Source records
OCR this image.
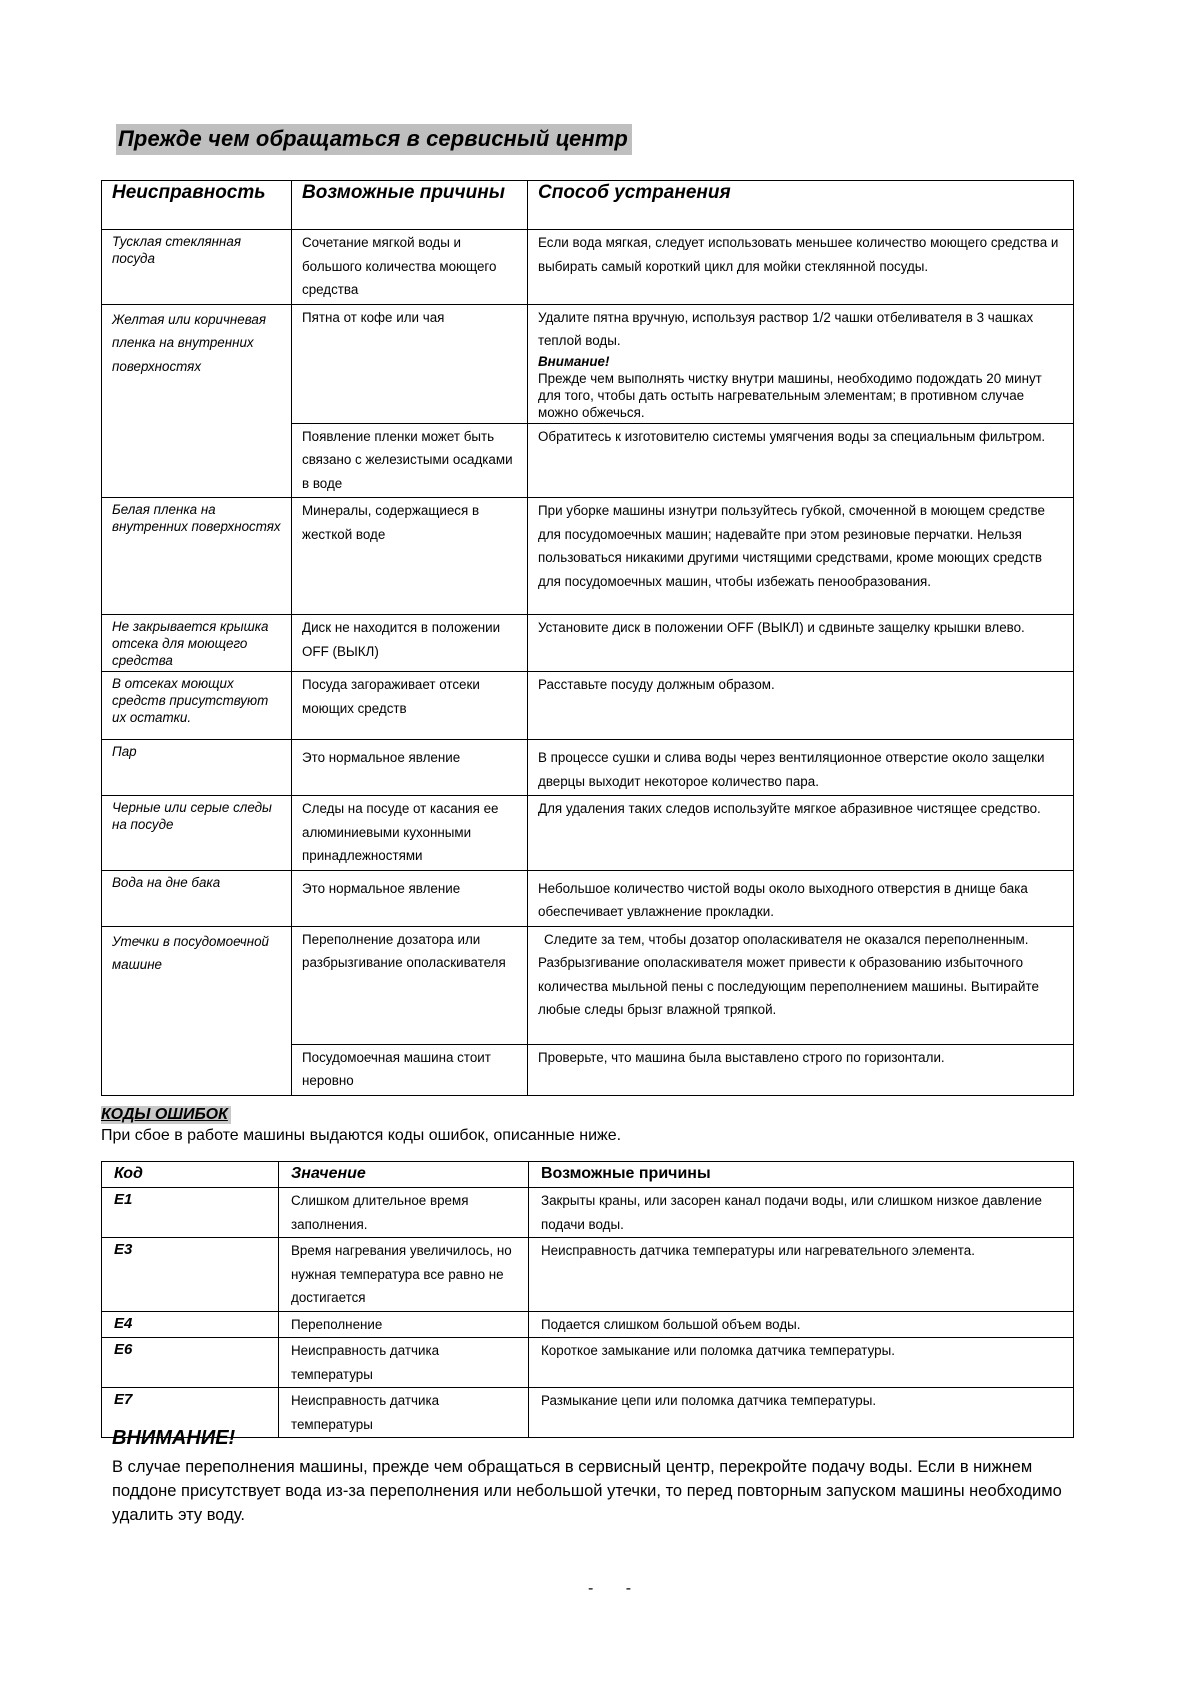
Прежде чем обращаться в сервисный центр
Неисправность	Возможные причины	Способ устранения
Тусклая стеклянная посуда	Сочетание мягкой воды и большого количества моющего средства	Если вода мягкая, следует использовать меньшее количество моющего средства и выбирать самый короткий цикл для мойки стеклянной посуды.
Желтая или коричневая пленка на внутренних поверхностях	Пятна от кофе или чая	Удалите пятна вручную, используя раствор 1/2 чашки отбеливателя в 3 чашках теплой воды.
Внимание!
Прежде чем выполнять чистку внутри машины, необходимо подождать 20 минут для того, чтобы дать остыть нагревательным элементам; в противном случае можно обжечься.

	Появление пленки может быть связано с железистыми осадками в воде	Обратитесь к изготовителю системы умягчения воды за специальным фильтром.
Белая пленка на внутренних поверхностях	Минералы, содержащиеся в жесткой воде	При уборке машины изнутри пользуйтесь губкой, смоченной в моющем средстве для посудомоечных машин; надевайте при этом резиновые перчатки. Нельзя пользоваться никакими другими чистящими средствами, кроме моющих средств для посудомоечных машин, чтобы избежать пенообразования.
Не закрывается крышка отсека для моющего средства	Диск не находится в положении OFF (ВЫКЛ)	Установите диск в положении OFF (ВЫКЛ) и сдвиньте защелку крышки влево.
В отсеках моющих средств присутствуют их остатки.	Посуда загораживает отсеки моющих средств	Расставьте посуду должным образом.
Пар	Это нормальное явление	В процессе сушки и слива воды через вентиляционное отверстие около защелки дверцы выходит некоторое количество пара.
Черные или серые следы на посуде	Следы на посуде от касания ее алюминиевыми кухонными принадлежностями	Для удаления таких следов используйте мягкое абразивное чистящее средство.
Вода на дне бака	Это нормальное явление	Небольшое количество чистой воды около выходного отверстия в днище бака обеспечивает увлажнение прокладки.
Утечки в посудомоечной машине	Переполнение дозатора или разбрызгивание ополаскивателя	Следите за тем, чтобы дозатор ополаскивателя не оказался переполненным.
Разбрызгивание ополаскивателя может привести к образованию избыточного количества мыльной пены с последующим переполнением машины. Вытирайте любые следы брызг влажной тряпкой.
	Посудомоечная машина стоит неровно	Проверьте, что машина была выставлено строго по горизонтали.
КОДЫ ОШИБОК
При сбое в работе машины выдаются коды ошибок, описанные ниже.
Код	Значение	Возможные причины
E1	Слишком длительное время заполнения.	Закрыты краны, или засорен канал подачи воды, или слишком низкое давление подачи воды.
E3	Время нагревания увеличилось, но нужная температура все равно не достигается	Неисправность датчика температуры или нагревательного элемента.
E4	Переполнение	Подается слишком большой объем воды.
E6	Неисправность датчика температуры	Короткое замыкание или поломка датчика температуры.
E7	Неисправность датчика температуры	Размыкание цепи или поломка датчика температуры.
ВНИМАНИЕ!
В случае переполнения машины, прежде чем обращаться в сервисный центр, перекройте подачу воды. Если в нижнем поддоне присутствует вода из-за переполнения или небольшой утечки, то перед повторным запуском машины необходимо удалить эту воду.
- -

**GIVEN TASK:**
Scan the data above and copy every line with "машины" in it.

**FULL ANSWER:**
Прежде чем выполнять чистку внутри машины, необходимо подождать 20 минут для того, чтобы дать остыть нагревательным элементам; в противном случае можно обжечься.
Белая пленка на внутренних поверхностях	Минералы, содержащиеся в жесткой воде	При уборке машины изнутри пользуйтесь губкой, смоченной в моющем средстве для посудомоечных машин; надевайте при этом резиновые перчатки. Нельзя пользоваться никакими другими чистящими средствами, кроме моющих средств для посудомоечных машин, чтобы избежать пенообразования.
Разбрызгивание ополаскивателя может привести к образованию избыточного количества мыльной пены с последующим переполнением машины. Вытирайте любые следы брызг влажной тряпкой.
При сбое в работе машины выдаются коды ошибок, описанные ниже.
В случае переполнения машины, прежде чем обращаться в сервисный центр, перекройте подачу воды. Если в нижнем поддоне присутствует вода из-за переполнения или небольшой утечки, то перед повторным запуском машины необходимо удалить эту воду.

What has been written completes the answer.